#### What this task involves:
Print all records exactly, leaving nothing out.

=== Recorded information ===

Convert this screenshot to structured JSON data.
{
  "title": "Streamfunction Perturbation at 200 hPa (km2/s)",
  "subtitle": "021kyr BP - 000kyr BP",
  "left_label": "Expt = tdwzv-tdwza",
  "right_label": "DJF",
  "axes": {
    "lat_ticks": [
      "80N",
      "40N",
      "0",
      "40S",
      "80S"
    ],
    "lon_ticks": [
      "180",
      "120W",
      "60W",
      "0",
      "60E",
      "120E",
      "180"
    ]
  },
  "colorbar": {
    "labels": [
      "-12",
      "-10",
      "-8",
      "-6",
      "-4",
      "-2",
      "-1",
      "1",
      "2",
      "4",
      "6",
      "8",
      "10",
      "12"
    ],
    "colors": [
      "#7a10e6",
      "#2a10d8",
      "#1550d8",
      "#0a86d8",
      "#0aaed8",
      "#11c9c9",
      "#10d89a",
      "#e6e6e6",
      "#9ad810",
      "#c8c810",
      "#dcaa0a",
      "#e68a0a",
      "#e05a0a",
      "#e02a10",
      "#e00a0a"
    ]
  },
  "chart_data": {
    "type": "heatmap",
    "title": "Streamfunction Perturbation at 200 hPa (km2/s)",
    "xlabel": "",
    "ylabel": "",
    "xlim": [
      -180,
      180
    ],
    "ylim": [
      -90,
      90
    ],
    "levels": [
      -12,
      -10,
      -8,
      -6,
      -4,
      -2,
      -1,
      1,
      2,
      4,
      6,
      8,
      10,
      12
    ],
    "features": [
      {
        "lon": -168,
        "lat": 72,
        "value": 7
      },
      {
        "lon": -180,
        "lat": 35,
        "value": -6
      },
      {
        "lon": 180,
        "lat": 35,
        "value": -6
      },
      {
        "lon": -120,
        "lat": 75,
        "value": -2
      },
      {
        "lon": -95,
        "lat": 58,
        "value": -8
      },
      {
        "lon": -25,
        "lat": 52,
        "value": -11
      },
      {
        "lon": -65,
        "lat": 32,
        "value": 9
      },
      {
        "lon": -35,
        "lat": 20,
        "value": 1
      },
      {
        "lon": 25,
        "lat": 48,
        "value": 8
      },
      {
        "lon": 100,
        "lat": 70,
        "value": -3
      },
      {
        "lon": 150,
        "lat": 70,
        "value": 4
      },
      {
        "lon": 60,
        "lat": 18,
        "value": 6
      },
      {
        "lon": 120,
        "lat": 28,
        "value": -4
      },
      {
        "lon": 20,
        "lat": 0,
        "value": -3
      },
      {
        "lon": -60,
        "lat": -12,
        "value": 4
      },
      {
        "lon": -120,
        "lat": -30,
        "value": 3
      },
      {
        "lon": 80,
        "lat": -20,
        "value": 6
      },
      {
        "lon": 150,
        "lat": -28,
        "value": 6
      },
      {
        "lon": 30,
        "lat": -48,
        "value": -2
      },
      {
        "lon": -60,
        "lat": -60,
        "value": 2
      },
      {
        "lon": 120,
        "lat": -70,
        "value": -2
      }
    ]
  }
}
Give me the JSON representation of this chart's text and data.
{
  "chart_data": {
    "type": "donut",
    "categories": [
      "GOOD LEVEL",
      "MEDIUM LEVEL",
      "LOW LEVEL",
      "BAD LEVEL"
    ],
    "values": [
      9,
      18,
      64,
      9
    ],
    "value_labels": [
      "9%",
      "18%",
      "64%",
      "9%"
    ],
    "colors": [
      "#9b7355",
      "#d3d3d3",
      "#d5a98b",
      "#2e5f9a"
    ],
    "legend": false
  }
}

===

#### Task response:
Convert this screenshot to structured JSON data.
{
  "title": "Streamfunction Perturbation at 200 hPa (km2/s)",
  "subtitle": "021kyr BP - 000kyr BP",
  "left_label": "Expt = tdwzv-tdwza",
  "right_label": "DJF",
  "axes": {
    "lat_ticks": [
      "80N",
      "40N",
      "0",
      "40S",
      "80S"
    ],
    "lon_ticks": [
      "180",
      "120W",
      "60W",
      "0",
      "60E",
      "120E",
      "180"
    ]
  },
  "colorbar": {
    "labels": [
      "-12",
      "-10",
      "-8",
      "-6",
      "-4",
      "-2",
      "-1",
      "1",
      "2",
      "4",
      "6",
      "8",
      "10",
      "12"
    ],
    "colors": [
      "#7a10e6",
      "#2a10d8",
      "#1550d8",
      "#0a86d8",
      "#0aaed8",
      "#11c9c9",
      "#10d89a",
      "#e6e6e6",
      "#9ad810",
      "#c8c810",
      "#dcaa0a",
      "#e68a0a",
      "#e05a0a",
      "#e02a10",
      "#e00a0a"
    ]
  },
  "chart_data": {
    "type": "heatmap",
    "title": "Streamfunction Perturbation at 200 hPa (km2/s)",
    "xlabel": "",
    "ylabel": "",
    "xlim": [
      -180,
      180
    ],
    "ylim": [
      -90,
      90
    ],
    "levels": [
      -12,
      -10,
      -8,
      -6,
      -4,
      -2,
      -1,
      1,
      2,
      4,
      6,
      8,
      10,
      12
    ],
    "features": [
      {
        "lon": -168,
        "lat": 72,
        "value": 7
      },
      {
        "lon": -180,
        "lat": 35,
        "value": -6
      },
      {
        "lon": 180,
        "lat": 35,
        "value": -6
      },
      {
        "lon": -120,
        "lat": 75,
        "value": -2
      },
      {
        "lon": -95,
        "lat": 58,
        "value": -8
      },
      {
        "lon": -25,
        "lat": 52,
        "value": -11
      },
      {
        "lon": -65,
        "lat": 32,
        "value": 9
      },
      {
        "lon": -35,
        "lat": 20,
        "value": 1
      },
      {
        "lon": 25,
        "lat": 48,
        "value": 8
      },
      {
        "lon": 100,
        "lat": 70,
        "value": -3
      },
      {
        "lon": 150,
        "lat": 70,
        "value": 4
      },
      {
        "lon": 60,
        "lat": 18,
        "value": 6
      },
      {
        "lon": 120,
        "lat": 28,
        "value": -4
      },
      {
        "lon": 20,
        "lat": 0,
        "value": -3
      },
      {
        "lon": -60,
        "lat": -12,
        "value": 4
      },
      {
        "lon": -120,
        "lat": -30,
        "value": 3
      },
      {
        "lon": 80,
        "lat": -20,
        "value": 6
      },
      {
        "lon": 150,
        "lat": -28,
        "value": 6
      },
      {
        "lon": 30,
        "lat": -48,
        "value": -2
      },
      {
        "lon": -60,
        "lat": -60,
        "value": 2
      },
      {
        "lon": 120,
        "lat": -70,
        "value": -2
      }
    ]
  }
}
Give me the JSON representation of this chart's text and data.
{
  "chart_data": {
    "type": "donut",
    "categories": [
      "GOOD LEVEL",
      "MEDIUM LEVEL",
      "LOW LEVEL",
      "BAD LEVEL"
    ],
    "values": [
      9,
      18,
      64,
      9
    ],
    "value_labels": [
      "9%",
      "18%",
      "64%",
      "9%"
    ],
    "colors": [
      "#9b7355",
      "#d3d3d3",
      "#d5a98b",
      "#2e5f9a"
    ],
    "legend": false
  }
}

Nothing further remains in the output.